(Dataset items)
--- --- ---
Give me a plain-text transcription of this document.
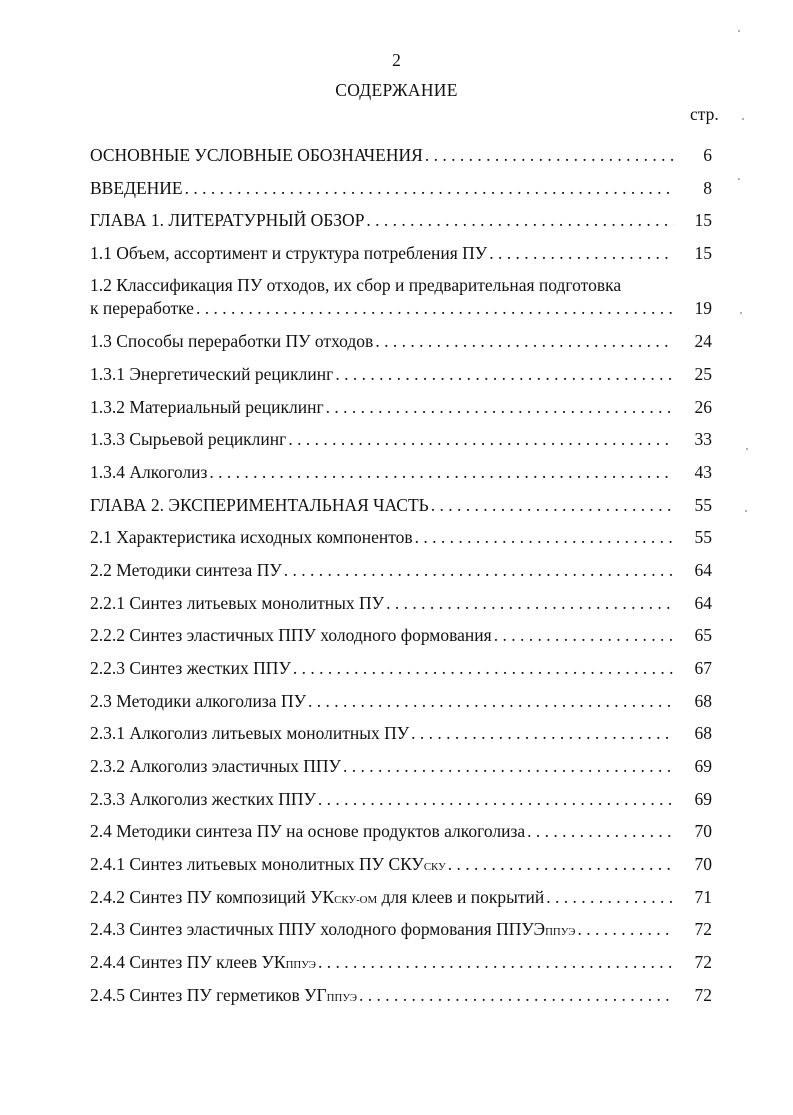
2
СОДЕРЖАНИЕ
стр.
ОСНОВНЫЕ УСЛОВНЫЕ ОБОЗНАЧЕНИЯ . . .	6
ВВЕДЕНИЕ . . .	8
ГЛАВА 1. ЛИТЕРАТУРНЫЙ ОБЗОР . . .	15
1.1 Объем, ассортимент и структура потребления ПУ . . .	15
1.2 Классификация ПУ отходов, их сбор и предварительная подготовка
к переработке . . .	19
1.3 Способы переработки ПУ отходов . . .	24
1.3.1 Энергетический рециклинг . . .	25
1.3.2 Материальный рециклинг . . .	26
1.3.3 Сырьевой рециклинг . . .	33
1.3.4 Алкоголиз . . .	43
ГЛАВА 2. ЭКСПЕРИМЕНТАЛЬНАЯ ЧАСТЬ . . .	55
2.1 Характеристика исходных компонентов . . .	55
2.2 Методики синтеза ПУ . . .	64
2.2.1 Синтез литьевых монолитных ПУ . . .	64
2.2.2 Синтез эластичных ППУ холодного формования . . .	65
2.2.3 Синтез жестких ППУ . . .	67
2.3 Методики алкоголиза ПУ . . .	68
2.3.1 Алкоголиз литьевых монолитных ПУ . . .	68
2.3.2 Алкоголиз эластичных ППУ . . .	69
2.3.3 Алкоголиз жестких ППУ . . .	69
2.4 Методики синтеза ПУ на основе продуктов алкоголиза . . .	70
2.4.1 Синтез литьевых монолитных ПУ СКУ СКУ . . .	70
2.4.2 Синтез ПУ композиций УК СКУ-ОМ для клеев и покрытий . . .	71
2.4.3 Синтез эластичных ППУ холодного формования ППУЭ ППУЭ . . .	72
2.4.4 Синтез ПУ клеев УК ППУЭ . . .	72
2.4.5 Синтез ПУ герметиков УГ ППУЭ . . .	72
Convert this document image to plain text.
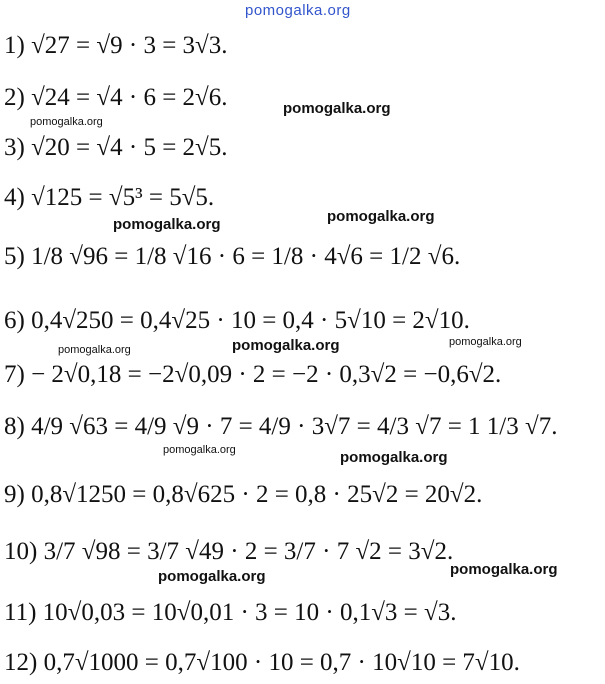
pomogalka.org
1) √27 = √9 · 3 = 3√3.
2) √24 = √4 · 6 = 2√6.
3) √20 = √4 · 5 = 2√5.
4) √125 = √5³ = 5√5.
5) 1/8 √96 = 1/8 √16 · 6 = 1/8 · 4√6 = 1/2 √6.
6) 0,4√250 = 0,4√25 · 10 = 0,4 · 5√10 = 2√10.
7) − 2√0,18 = −2√0,09 · 2 = −2 · 0,3√2 = −0,6√2.
8) 4/9 √63 = 4/9 √9 · 7 = 4/9 · 3√7 = 4/3 √7 = 1 1/3 √7.
9) 0,8√1250 = 0,8√625 · 2 = 0,8 · 25√2 = 20√2.
10) 3/7 √98 = 3/7 √49 · 2 = 3/7 · 7 √2 = 3√2.
11) 10√0,03 = 10√0,01 · 3 = 10 · 0,1√3 = √3.
12) 0,7√1000 = 0,7√100 · 10 = 0,7 · 10√10 = 7√10.
pomogalka.org
pomogalka.org
pomogalka.org	pomogalka.org
pomogalka.org
pomogalka.org
pomogalka.org
pomogalka.org	pomogalka.org
pomogalka.org	pomogalka.org
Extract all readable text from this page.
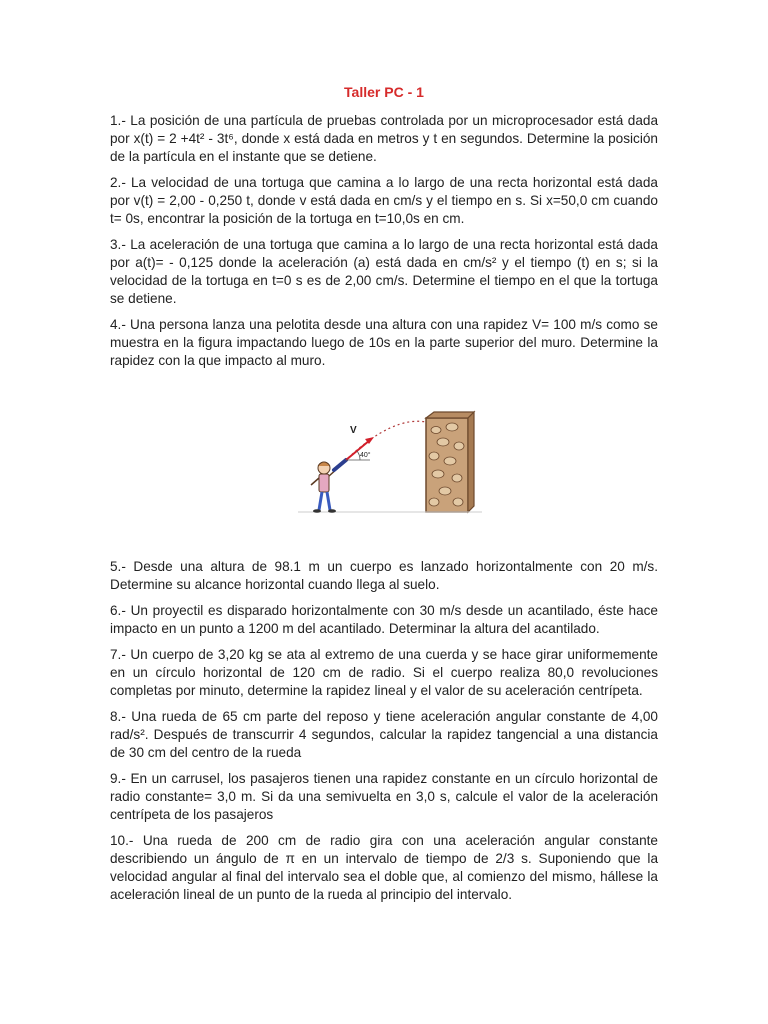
Taller PC - 1

1.- La posición de una partícula de pruebas controlada por un microprocesador está dada por x(t) = 2 +4t² - 3t⁶, donde x está dada en metros y t en segundos. Determine la posición de la partícula en el instante que se detiene.

2.- La velocidad de una tortuga que camina a lo largo de una recta horizontal está dada por v(t) = 2,00 - 0,250 t, donde v está dada en cm/s y el tiempo en s. Si x=50,0 cm cuando t= 0s, encontrar la posición de la tortuga en t=10,0s en cm.

3.- La aceleración de una tortuga que camina a lo largo de una recta horizontal está dada por a(t)= - 0,125 donde la aceleración (a) está dada en cm/s² y el tiempo (t) en s; si la velocidad de la tortuga en t=0 s es de 2,00 cm/s. Determine el tiempo en el que la tortuga se detiene.

4.- Una persona lanza una pelotita desde una altura con una rapidez V= 100 m/s como se muestra en la figura impactando luego de 10s en la parte superior del muro. Determine la rapidez con la que impacto al muro.

V
40°

5.- Desde una altura de 98.1 m un cuerpo es lanzado horizontalmente con 20 m/s. Determine su alcance horizontal cuando llega al suelo.

6.- Un proyectil es disparado horizontalmente con 30 m/s desde un acantilado, éste hace impacto en un punto a 1200 m del acantilado. Determinar la altura del acantilado.

7.- Un cuerpo de 3,20 kg se ata al extremo de una cuerda y se hace girar uniformemente en un círculo horizontal de 120 cm de radio. Si el cuerpo realiza 80,0 revoluciones completas por minuto, determine la rapidez lineal y el valor de su aceleración centrípeta.

8.- Una rueda de 65 cm parte del reposo y tiene aceleración angular constante de 4,00 rad/s². Después de transcurrir 4 segundos, calcular la rapidez tangencial a una distancia de 30 cm del centro de la rueda

9.- En un carrusel, los pasajeros tienen una rapidez constante en un círculo horizontal de radio constante= 3,0 m. Si da una semivuelta en 3,0 s, calcule el valor de la aceleración centrípeta de los pasajeros

10.- Una rueda de 200 cm de radio gira con una aceleración angular constante describiendo un ángulo de π en un intervalo de tiempo de 2/3 s. Suponiendo que la velocidad angular al final del intervalo sea el doble que, al comienzo del mismo, hállese la aceleración lineal de un punto de la rueda al principio del intervalo.
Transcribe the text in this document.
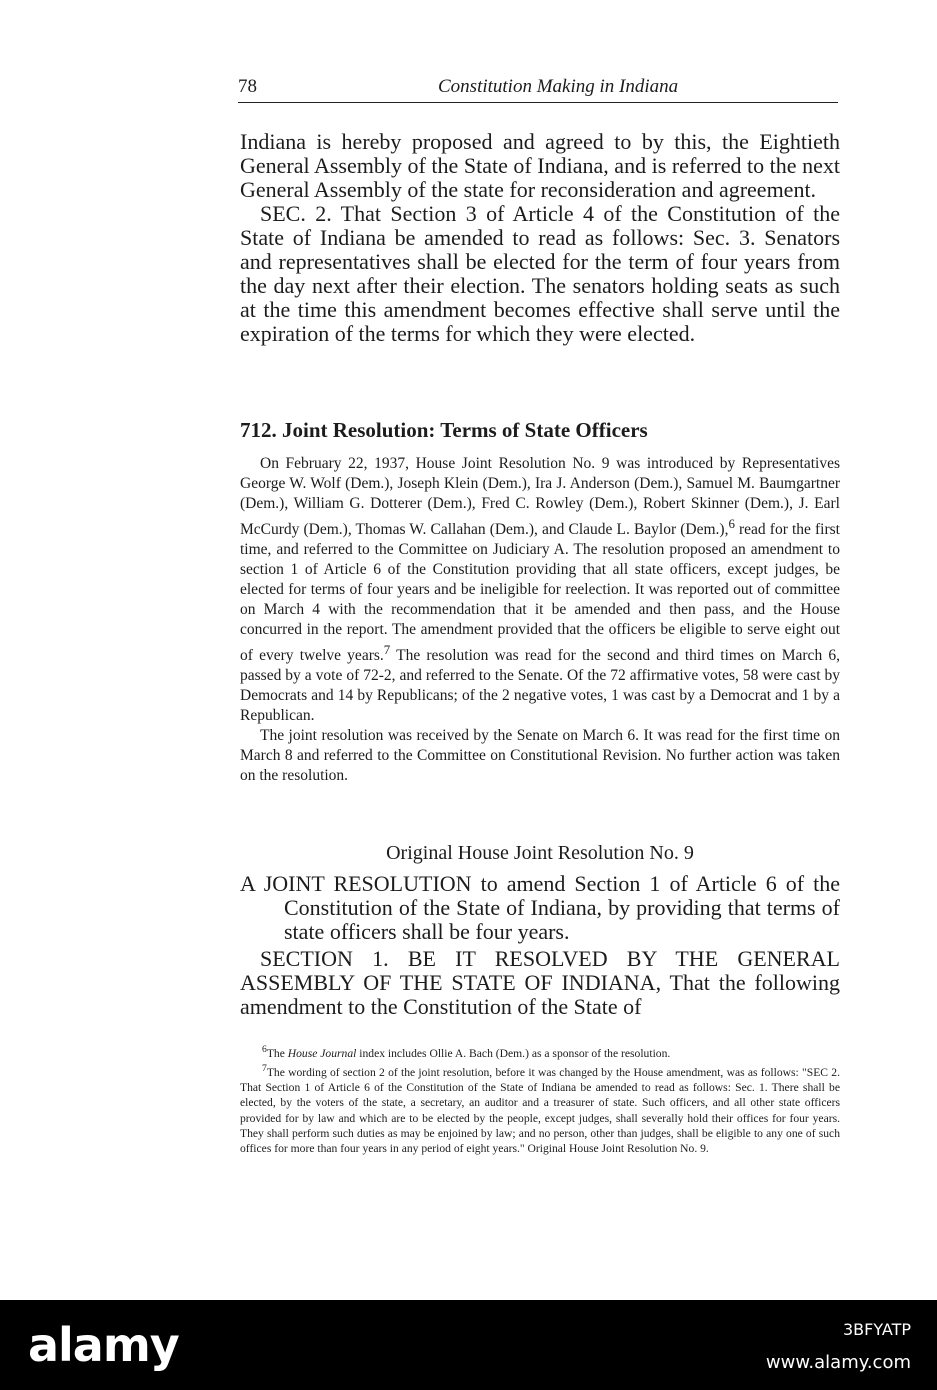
78	Constitution Making in Indiana

Indiana is hereby proposed and agreed to by this, the Eightieth General Assembly of the State of Indiana, and is referred to the next General Assembly of the state for reconsideration and agreement.

SEC. 2. That Section 3 of Article 4 of the Constitution of the State of Indiana be amended to read as follows: Sec. 3. Senators and representatives shall be elected for the term of four years from the day next after their election. The senators holding seats as such at the time this amendment becomes effective shall serve until the expiration of the terms for which they were elected.

712. Joint Resolution: Terms of State Officers

On February 22, 1937, House Joint Resolution No. 9 was introduced by Representatives George W. Wolf (Dem.), Joseph Klein (Dem.), Ira J. Anderson (Dem.), Samuel M. Baumgartner (Dem.), William G. Dotterer (Dem.), Fred C. Rowley (Dem.), Robert Skinner (Dem.), J. Earl McCurdy (Dem.), Thomas W. Callahan (Dem.), and Claude L. Baylor (Dem.),$^6$ read for the first time, and referred to the Committee on Judiciary A. The resolution proposed an amendment to section 1 of Article 6 of the Constitution providing that all state officers, except judges, be elected for terms of four years and be ineligible for reelection. It was reported out of committee on March 4 with the recommendation that it be amended and then pass, and the House concurred in the report. The amendment provided that the officers be eligible to serve eight out of every twelve years.$^7$ The resolution was read for the second and third times on March 6, passed by a vote of 72-2, and referred to the Senate. Of the 72 affirmative votes, 58 were cast by Democrats and 14 by Republicans; of the 2 negative votes, 1 was cast by a Democrat and 1 by a Republican.

The joint resolution was received by the Senate on March 6. It was read for the first time on March 8 and referred to the Committee on Constitutional Revision. No further action was taken on the resolution.

Original House Joint Resolution No. 9

A JOINT RESOLUTION to amend Section 1 of Article 6 of the Constitution of the State of Indiana, by providing that terms of state officers shall be four years.

SECTION 1. BE IT RESOLVED BY THE GENERAL ASSEMBLY OF THE STATE OF INDIANA, That the following amendment to the Constitution of the State of

$^6$The House Journal index includes Ollie A. Bach (Dem.) as a sponsor of the resolution.

$^7$The wording of section 2 of the joint resolution, before it was changed by the House amendment, was as follows: "SEC 2. That Section 1 of Article 6 of the Constitution of the State of Indiana be amended to read as follows: Sec. 1. There shall be elected, by the voters of the state, a secretary, an auditor and a treasurer of state. Such officers, and all other state officers provided for by law and which are to be elected by the people, except judges, shall severally hold their offices for four years. They shall perform such duties as may be enjoined by law; and no person, other than judges, shall be eligible to any one of such offices for more than four years in any period of eight years." Original House Joint Resolution No. 9.

alamy	3BFYATP
www.alamy.com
--- --- ---
■ **Description of the task**:
Report only how many lines in the entries contain "формования".

■ **Problem solution**:
2